BRANO SELEZIONATO:
::::::

Due strade verso il futuro
di Matthias Horx
traduzione di Andrea De Ritis

Nella sua opera Il crollo delle società complesse, l'antropologo Joseph A. Tainter sviluppa un modello globale che permette di spiegare la scomparsa delle civiltà. Nella tesi sostenuta da Tainter, l'energia svolge sempre un ruolo decisivo nel declino di una società.

Nel secondo secolo l'agricoltura romana non era più in grado di soddisfare le esigenze di una popolazione crescente, e i tentativi di risolvere il problema attraverso campagne di espansione sempre più cruente erano falliti a causa degli alti costi logistici.

Le risorse energetiche non rappresentano l'elemento distintivo, ma il carburante stesso delle società complesse. Le merci sono sottoposte a un va e vieni costante; la gente deve aver accesso alla luce, all'energia, ai prodotti alimentari, ai sistemi di informazione. Anche diventando più economa ed efficiente, una società moderna sarà sempre destinata a consumare molta energia.

Il petrolio concentra un'enorme quantità di energia prodotta dal sole e dalle piante, immagazzinata e compressa per milioni di anni. L'energia cinetica contenuta in un barile di petrolio – 159 litri – equivale a 3.625 ore di duro lavoro fisico.

È su questa riserva fossile che si basa il nostro stile di vita – che ci permette di andare al cinema, di partire in vacanza o di fare tante altre cose che non sono obbligatorie ma che abbiamo voglia di fare. L'energia nucleare moltiplica questa efficienza per cento. Difficilmente potremo privarci di questo effetto moltiplicatore.

L'approvvigionamento energetico non si limita alle materie prime. Si tratta soprattutto di una questione di concetto energetico. Il nostro sistema si basa su reti di distribuzione centralizzate: raffinerie, centrali elettriche, condutture, stazioni di servizio, nelle quali versiamo centinaia di miliardi. Nulla simboleggia meglio questa organizzazione centralizzata che una centrale nucleare.

::::::

DATI FORNITI:

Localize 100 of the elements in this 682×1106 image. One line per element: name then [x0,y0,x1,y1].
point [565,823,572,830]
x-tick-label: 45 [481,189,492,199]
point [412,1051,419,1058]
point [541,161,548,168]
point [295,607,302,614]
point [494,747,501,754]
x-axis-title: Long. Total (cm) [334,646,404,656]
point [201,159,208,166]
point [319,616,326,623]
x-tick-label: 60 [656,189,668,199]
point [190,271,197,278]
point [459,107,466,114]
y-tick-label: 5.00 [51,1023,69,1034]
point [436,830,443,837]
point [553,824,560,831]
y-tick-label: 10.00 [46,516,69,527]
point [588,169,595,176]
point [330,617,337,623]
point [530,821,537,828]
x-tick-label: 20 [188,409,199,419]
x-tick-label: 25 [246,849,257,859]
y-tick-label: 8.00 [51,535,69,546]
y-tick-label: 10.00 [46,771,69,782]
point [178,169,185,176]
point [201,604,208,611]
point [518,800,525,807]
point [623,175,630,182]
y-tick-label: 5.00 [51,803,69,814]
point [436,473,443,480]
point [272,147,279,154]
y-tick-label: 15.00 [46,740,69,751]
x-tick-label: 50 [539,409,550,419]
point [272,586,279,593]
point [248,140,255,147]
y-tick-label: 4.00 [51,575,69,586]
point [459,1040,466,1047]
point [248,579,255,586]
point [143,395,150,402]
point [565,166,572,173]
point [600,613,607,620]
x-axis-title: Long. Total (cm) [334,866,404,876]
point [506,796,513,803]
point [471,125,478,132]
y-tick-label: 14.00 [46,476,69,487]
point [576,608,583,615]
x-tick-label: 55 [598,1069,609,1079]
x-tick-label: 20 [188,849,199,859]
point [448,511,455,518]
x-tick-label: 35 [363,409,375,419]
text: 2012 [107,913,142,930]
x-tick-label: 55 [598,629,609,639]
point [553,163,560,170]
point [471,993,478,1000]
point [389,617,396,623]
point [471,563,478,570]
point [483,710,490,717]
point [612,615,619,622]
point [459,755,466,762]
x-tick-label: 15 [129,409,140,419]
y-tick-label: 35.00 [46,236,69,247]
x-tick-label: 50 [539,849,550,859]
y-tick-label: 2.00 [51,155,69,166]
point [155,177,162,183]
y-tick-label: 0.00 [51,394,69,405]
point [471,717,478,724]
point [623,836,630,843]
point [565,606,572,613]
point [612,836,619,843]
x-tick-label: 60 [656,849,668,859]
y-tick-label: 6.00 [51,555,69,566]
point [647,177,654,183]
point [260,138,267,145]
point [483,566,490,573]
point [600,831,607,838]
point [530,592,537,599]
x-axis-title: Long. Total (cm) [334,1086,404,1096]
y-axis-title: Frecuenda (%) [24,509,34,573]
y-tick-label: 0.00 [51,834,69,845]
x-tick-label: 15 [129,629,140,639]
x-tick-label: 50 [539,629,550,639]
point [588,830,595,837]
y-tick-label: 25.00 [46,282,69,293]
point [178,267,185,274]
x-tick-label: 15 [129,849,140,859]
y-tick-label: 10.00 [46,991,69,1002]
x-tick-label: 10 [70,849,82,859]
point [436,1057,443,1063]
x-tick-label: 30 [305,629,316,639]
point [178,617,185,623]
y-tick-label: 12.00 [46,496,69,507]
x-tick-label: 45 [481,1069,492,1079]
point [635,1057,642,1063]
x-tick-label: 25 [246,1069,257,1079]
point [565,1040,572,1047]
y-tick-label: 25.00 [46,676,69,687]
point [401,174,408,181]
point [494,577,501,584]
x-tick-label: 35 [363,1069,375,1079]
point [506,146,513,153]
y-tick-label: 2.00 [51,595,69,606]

::::::

SU COSA LAVORARE:
Stampa senza modifiche la parte del brano sull'energia da "L'approvvigionamento energetico non" a "una centrale nucleare.". Le voci costituiscono materiale a sé, distinto dal brano.

RISPOSTA ATTESA:
L'approvvigionamento energetico non si limita alle materie prime. Si tratta soprattutto di una questione di concetto energetico. Il nostro sistema si basa su reti di distribuzione centralizzate: raffinerie, centrali elettriche, condutture, stazioni di servizio, nelle quali versiamo centinaia di miliardi. Nulla simboleggia meglio questa organizzazione centralizzata che una centrale nucleare.